** Begin Record excerpts **

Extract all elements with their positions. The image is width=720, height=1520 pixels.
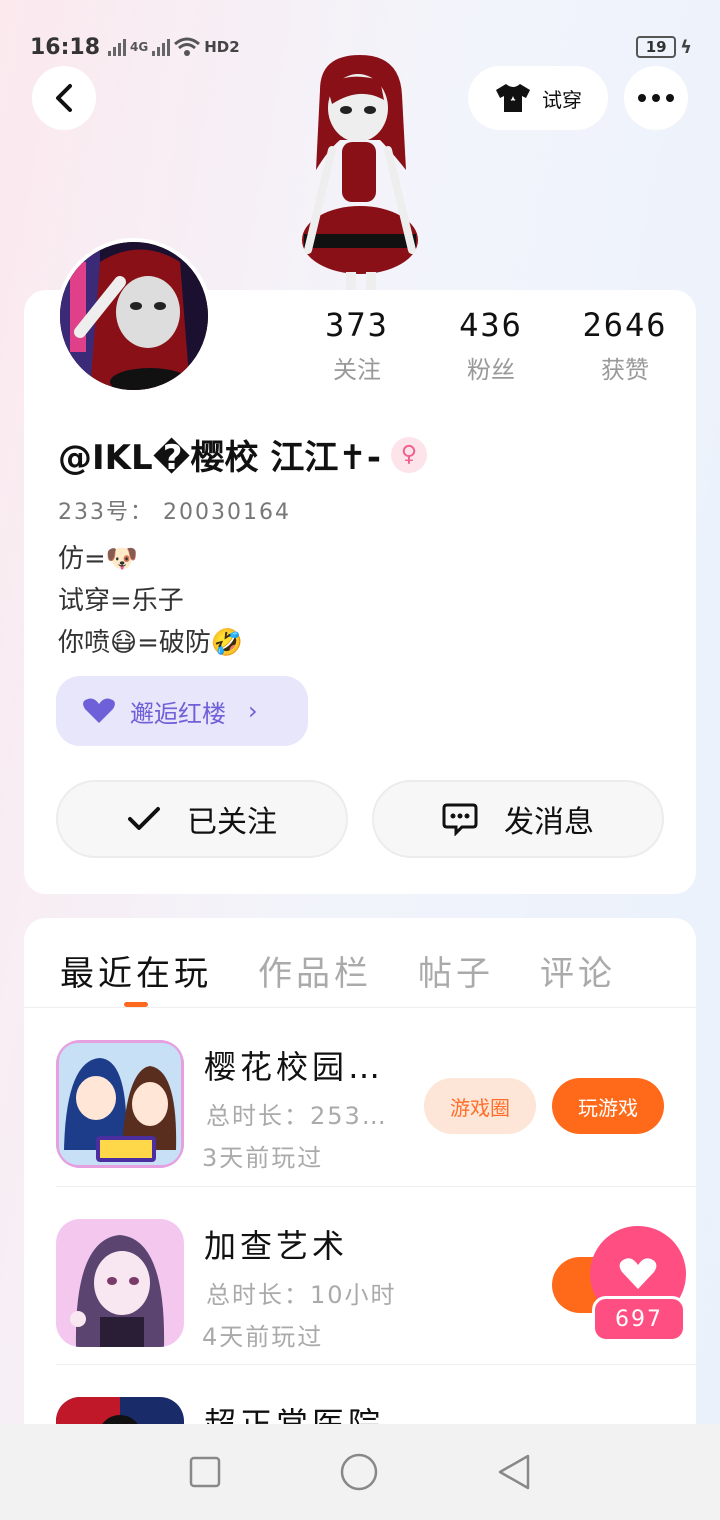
wifi-icon [174, 37, 201, 56]
try-on-button[interactable]: 试穿 [468, 66, 608, 130]
recent-apps-icon[interactable] [188, 1455, 222, 1489]
stat-following[interactable]: 373 关注 [290, 306, 424, 385]
game-playtime: 总时长：253… [206, 1102, 388, 1130]
stat-followers-label: 粉丝 [467, 356, 515, 384]
tab-comments[interactable]: 评论 [540, 946, 616, 995]
tab-recently-played[interactable]: 最近在玩 [60, 946, 212, 995]
chevron-left-icon [56, 84, 72, 112]
back-button[interactable] [32, 66, 96, 130]
more-button[interactable] [624, 66, 688, 130]
game-icon-image [56, 1219, 184, 1347]
stat-likes-label: 获赞 [601, 356, 649, 384]
status-time: 16:18 [30, 34, 101, 60]
game-playtime: 总时长：10小时 [206, 1281, 397, 1309]
signal-icon [108, 38, 127, 56]
back-triangle-icon[interactable] [496, 1453, 532, 1491]
play-game-button[interactable]: 玩游戏 [552, 1078, 664, 1134]
bio-line: 试穿=乐子 [58, 586, 184, 616]
message-bubble-icon [442, 803, 478, 836]
stat-followers[interactable]: 436 粉丝 [424, 306, 558, 385]
stat-likes-count: 2646 [582, 306, 668, 344]
like-fab[interactable]: 697 [590, 1226, 688, 1346]
home-icon[interactable] [339, 1452, 379, 1492]
user-id: 233号： 20030164 [58, 500, 291, 525]
charging-icon: ϟ [680, 36, 692, 58]
interest-tag-label: 邂逅红楼 [130, 699, 226, 728]
followed-button[interactable]: 已关注 [56, 780, 348, 858]
hd-label: HD2 [204, 38, 240, 56]
stat-following-label: 关注 [333, 356, 381, 384]
game-last-played: 4天前玩过 [202, 1323, 324, 1351]
stat-followers-count: 436 [459, 306, 523, 344]
avatar-3d-figure [302, 55, 418, 290]
game-icon-image [56, 1040, 184, 1168]
avatar-image [60, 242, 208, 390]
followed-label: 已关注 [187, 805, 277, 840]
profile-stats: 373 关注 436 粉丝 2646 获赞 [290, 306, 692, 385]
game-last-played: 3天前玩过 [202, 1144, 324, 1172]
game-circle-button[interactable]: 游戏圈 [424, 1078, 536, 1134]
heart-icon [619, 1258, 657, 1289]
bio-line: 你喷😷=破防🤣 [58, 628, 244, 658]
network-type-label: 4G [130, 40, 149, 54]
interest-tag-chip[interactable]: 邂逅红楼 › [56, 676, 308, 746]
more-dots-icon [638, 94, 674, 102]
heart-icon [83, 698, 115, 723]
game-icon [56, 1040, 184, 1168]
username: @IKL�樱校 江江✝- [58, 438, 381, 478]
send-message-label: 发消息 [504, 805, 594, 840]
stat-likes[interactable]: 2646 获赞 [558, 306, 692, 385]
tab-works[interactable]: 作品栏 [258, 946, 372, 995]
chevron-right-icon: › [248, 697, 258, 725]
send-message-button[interactable]: 发消息 [372, 780, 664, 858]
bio: 仿=🐶 试穿=乐子 你喷😷=破防🤣 [58, 538, 243, 664]
tshirt-icon [496, 84, 530, 112]
like-count: 697 [592, 1296, 686, 1342]
game-icon [56, 1219, 184, 1347]
system-nav-bar [0, 1424, 720, 1520]
game-title: 樱花校园… [204, 1048, 385, 1086]
profile-tabs: 最近在玩 作品栏 帖子 评论 [60, 946, 616, 995]
username-row: @IKL�樱校 江江✝- ♀ [58, 430, 427, 479]
signal-icon-2 [152, 38, 171, 56]
battery-icon: 19 [636, 36, 677, 58]
game-row[interactable]: 樱花校园… 总时长：253… 3天前玩过 游戏圈 玩游戏 [56, 1008, 696, 1186]
female-gender-icon: ♀ [390, 436, 427, 473]
tab-posts[interactable]: 帖子 [418, 946, 494, 995]
try-on-label: 试穿 [542, 87, 582, 112]
game-title: 加查艺术 [204, 1227, 349, 1265]
avatar[interactable] [56, 238, 212, 394]
checkmark-icon [128, 807, 160, 830]
stat-following-count: 373 [325, 306, 389, 344]
bio-line: 仿=🐶 [58, 544, 139, 574]
battery-level: 19 [645, 38, 667, 56]
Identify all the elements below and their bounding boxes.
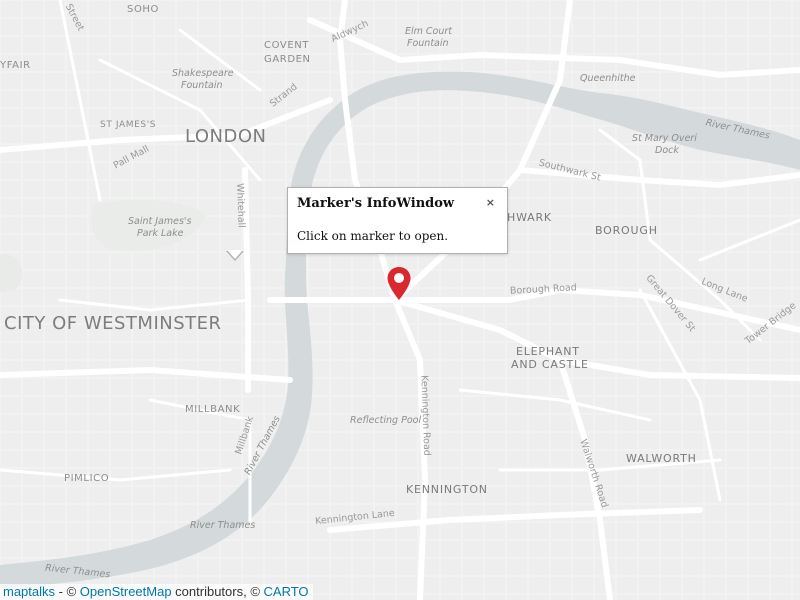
label-walworth: WALWORTH [626, 452, 697, 465]
label-queenhithe: Queenhithe [580, 73, 636, 84]
info-window-content: Click on marker to open. [297, 229, 449, 243]
label-shakespeare-2: Fountain [181, 80, 223, 91]
label-mayfair: YFAIR [0, 60, 31, 71]
openstreetmap-link[interactable]: OpenStreetMap [80, 584, 172, 599]
label-london: LONDON [185, 126, 267, 147]
attribution-contrib: contributors, © [171, 584, 264, 599]
info-window[interactable]: Marker's InfoWindow × Click on marker to… [287, 187, 508, 254]
attribution-sep: - © [55, 584, 80, 599]
map-pin-icon[interactable] [386, 266, 412, 302]
map-container[interactable]: SOHO YFAIR COVENT GARDEN Elm Court Fount… [0, 0, 800, 600]
label-st-james-park-1: Saint James's [128, 216, 192, 227]
label-westminster: CITY OF WESTMINSTER [4, 313, 222, 334]
label-st-james-park-2: Park Lake [137, 228, 184, 239]
label-pimlico: PIMLICO [64, 473, 110, 484]
close-icon[interactable]: × [486, 196, 495, 209]
label-reflecting-pool: Reflecting Pool [350, 415, 422, 426]
info-window-title: Marker's InfoWindow [297, 196, 455, 211]
label-millbank: MILLBANK [185, 404, 241, 415]
label-covent-garden-1: COVENT [264, 40, 310, 51]
label-elm-court-2: Fountain [407, 38, 449, 49]
label-covent-garden-2: GARDEN [264, 54, 311, 65]
label-elephant-1: ELEPHANT [516, 345, 580, 358]
label-st-mary-2: Dock [655, 145, 679, 156]
attribution: maptalks - © OpenStreetMap contributors,… [0, 584, 313, 600]
label-kennington: KENNINGTON [406, 483, 488, 496]
maptalks-link[interactable]: maptalks [3, 584, 55, 599]
label-elephant-2: AND CASTLE [511, 358, 589, 371]
info-window-arrow-inner [227, 250, 243, 259]
label-st-james: ST JAMES'S [100, 120, 157, 130]
label-st-mary-1: St Mary Overi [632, 133, 697, 144]
label-whitehall: Whitehall [234, 182, 247, 229]
label-shakespeare-1: Shakespeare [172, 68, 234, 79]
carto-link[interactable]: CARTO [264, 584, 309, 599]
label-borough: BOROUGH [595, 224, 658, 237]
label-river-thames-s: River Thames [190, 520, 256, 531]
label-soho: SOHO [127, 4, 160, 15]
label-southwark: HWARK [507, 211, 552, 224]
label-elm-court-1: Elm Court [405, 26, 453, 37]
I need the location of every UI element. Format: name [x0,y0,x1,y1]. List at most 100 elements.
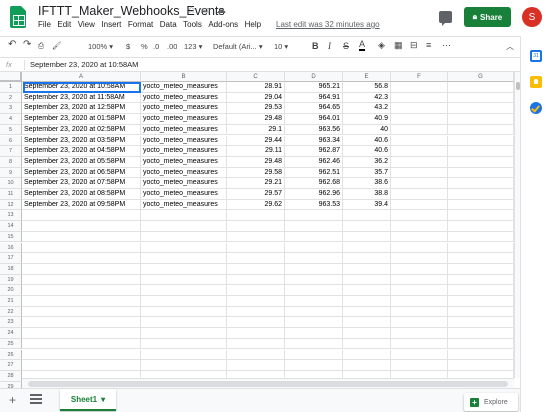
table-cell[interactable]: 962.68 [285,178,343,189]
table-cell[interactable] [141,285,227,296]
table-cell[interactable] [343,317,391,329]
table-cell[interactable] [391,253,448,264]
all-sheets-menu-icon[interactable] [30,394,42,404]
table-cell[interactable]: yocto_meteo_measures [141,199,227,211]
row-header[interactable]: 10 [0,178,22,189]
print-icon[interactable]: ⎙ [38,41,44,51]
table-cell[interactable]: yocto_meteo_measures [141,178,227,189]
table-cell[interactable]: September 23, 2020 at 10:58AM [22,82,141,93]
menu-item-tools[interactable]: Tools [183,20,202,29]
table-cell[interactable]: 43.2 [343,103,391,115]
table-cell[interactable]: 29.11 [227,146,285,157]
currency-format-button[interactable]: $ [126,42,130,51]
table-cell[interactable]: 964.01 [285,114,343,125]
strikethrough-button[interactable]: S [343,41,349,51]
row-header[interactable]: 7 [0,146,22,157]
undo-icon[interactable]: ↶ [8,39,16,50]
table-cell[interactable]: 962.87 [285,146,343,157]
comment-history-icon[interactable] [439,11,452,26]
table-cell[interactable] [391,103,448,115]
row-header[interactable]: 28 [0,370,22,382]
table-cell[interactable]: 39.4 [343,199,391,211]
table-cell[interactable] [227,285,285,296]
menu-item-view[interactable]: View [78,20,95,29]
italic-button[interactable]: I [328,41,331,51]
table-cell[interactable] [285,242,343,254]
horizontal-scrollbar[interactable] [22,378,514,388]
table-cell[interactable]: September 23, 2020 at 06:58PM [22,167,141,179]
fill-color-icon[interactable]: ◈ [378,40,385,51]
table-cell[interactable] [448,114,514,125]
table-cell[interactable]: yocto_meteo_measures [141,189,227,200]
share-button[interactable]: 🔒︎ Share [464,7,511,27]
table-cell[interactable] [391,306,448,318]
horizontal-scroll-thumb[interactable] [28,381,508,387]
table-cell[interactable]: 40 [343,124,391,136]
row-header[interactable]: 14 [0,221,22,232]
table-cell[interactable]: yocto_meteo_measures [141,92,227,104]
table-cell[interactable] [448,349,514,361]
table-cell[interactable] [227,210,285,222]
menu-item-format[interactable]: Format [128,20,153,29]
table-cell[interactable] [227,317,285,329]
table-cell[interactable] [285,338,343,350]
sheet-tab[interactable]: Sheet1 ▾ [60,389,116,411]
table-cell[interactable]: yocto_meteo_measures [141,124,227,136]
table-cell[interactable] [448,124,514,136]
table-cell[interactable] [285,360,343,371]
table-cell[interactable] [391,210,448,222]
calendar-icon[interactable] [530,50,542,62]
table-cell[interactable] [285,349,343,361]
table-cell[interactable] [141,221,227,232]
table-cell[interactable]: September 23, 2020 at 09:58PM [22,199,141,211]
table-cell[interactable] [391,221,448,232]
table-cell[interactable]: 963.56 [285,124,343,136]
table-cell[interactable] [448,242,514,254]
table-cell[interactable] [22,296,141,307]
table-cell[interactable] [343,285,391,296]
formula-input[interactable]: September 23, 2020 at 10:58AM [30,60,138,69]
table-cell[interactable] [448,296,514,307]
zoom-select[interactable]: 100% ▾ [88,42,113,51]
column-header-f[interactable]: F [391,72,448,82]
table-cell[interactable] [227,263,285,275]
row-header[interactable]: 20 [0,285,22,296]
menu-item-data[interactable]: Data [160,20,177,29]
table-cell[interactable] [22,349,141,361]
table-cell[interactable]: 40.6 [343,135,391,147]
table-cell[interactable]: yocto_meteo_measures [141,114,227,125]
table-cell[interactable] [227,328,285,339]
row-header[interactable]: 26 [0,349,22,361]
table-cell[interactable] [343,263,391,275]
align-icon[interactable]: ≡ [426,40,431,50]
table-cell[interactable] [448,103,514,115]
chevron-down-icon[interactable]: ▾ [101,395,105,404]
table-cell[interactable]: 29.62 [227,199,285,211]
star-icon[interactable]: ☆ [187,5,196,16]
table-cell[interactable]: 38.8 [343,189,391,200]
table-cell[interactable]: 38.6 [343,178,391,189]
table-cell[interactable]: 963.53 [285,199,343,211]
increase-decimal-button[interactable]: .00 [167,42,177,51]
sheets-logo-icon[interactable] [10,6,26,28]
table-cell[interactable] [448,263,514,275]
column-header-d[interactable]: D [285,72,343,82]
table-cell[interactable] [391,263,448,275]
table-cell[interactable] [227,296,285,307]
table-cell[interactable] [285,221,343,232]
table-cell[interactable] [448,178,514,189]
add-sheet-button[interactable]: + [9,393,16,407]
table-cell[interactable]: 29.53 [227,103,285,115]
table-cell[interactable]: yocto_meteo_measures [141,103,227,115]
menu-item-file[interactable]: File [38,20,51,29]
explore-button[interactable]: + Explore [464,393,518,411]
table-cell[interactable] [391,231,448,243]
table-cell[interactable] [227,338,285,350]
table-cell[interactable] [285,317,343,329]
table-cell[interactable] [285,231,343,243]
table-cell[interactable] [391,178,448,189]
table-cell[interactable] [343,306,391,318]
column-header-a[interactable]: A [22,72,141,82]
table-cell[interactable] [391,317,448,329]
table-cell[interactable] [285,328,343,339]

** End Record excerpts **

* Challenge
Reproduce the records word for word, beginning at the line that contains "label-walworth: WALWORTH [626, 452, 697, 465]" and stopping after the line that contains "label-elephant-1: ELEPHANT [516, 345, 580, 358]".

* Task answer
label-walworth: WALWORTH [626, 452, 697, 465]
label-queenhithe: Queenhithe [580, 73, 636, 84]
info-window-content: Click on marker to open. [297, 229, 449, 243]
label-shakespeare-2: Fountain [181, 80, 223, 91]
label-mayfair: YFAIR [0, 60, 31, 71]
openstreetmap-link[interactable]: OpenStreetMap [80, 584, 172, 599]
label-london: LONDON [185, 126, 267, 147]
attribution-contrib: contributors, © [171, 584, 264, 599]
info-window[interactable]: Marker's InfoWindow × Click on marker to… [287, 187, 508, 254]
attribution-sep: - © [55, 584, 80, 599]
map-pin-icon[interactable] [386, 266, 412, 302]
map-container[interactable]: SOHO YFAIR COVENT GARDEN Elm Court Fount… [0, 0, 800, 600]
label-st-james-park-1: Saint James's [128, 216, 192, 227]
label-westminster: CITY OF WESTMINSTER [4, 313, 222, 334]
label-st-james-park-2: Park Lake [137, 228, 184, 239]
label-pimlico: PIMLICO [64, 473, 110, 484]
close-icon[interactable]: × [486, 196, 495, 209]
label-reflecting-pool: Reflecting Pool [350, 415, 422, 426]
info-window-title: Marker's InfoWindow [297, 196, 455, 211]
label-millbank: MILLBANK [185, 404, 241, 415]
label-covent-garden-1: COVENT [264, 40, 310, 51]
label-elm-court-2: Fountain [407, 38, 449, 49]
label-covent-garden-2: GARDEN [264, 54, 311, 65]
label-elephant-1: ELEPHANT [516, 345, 580, 358]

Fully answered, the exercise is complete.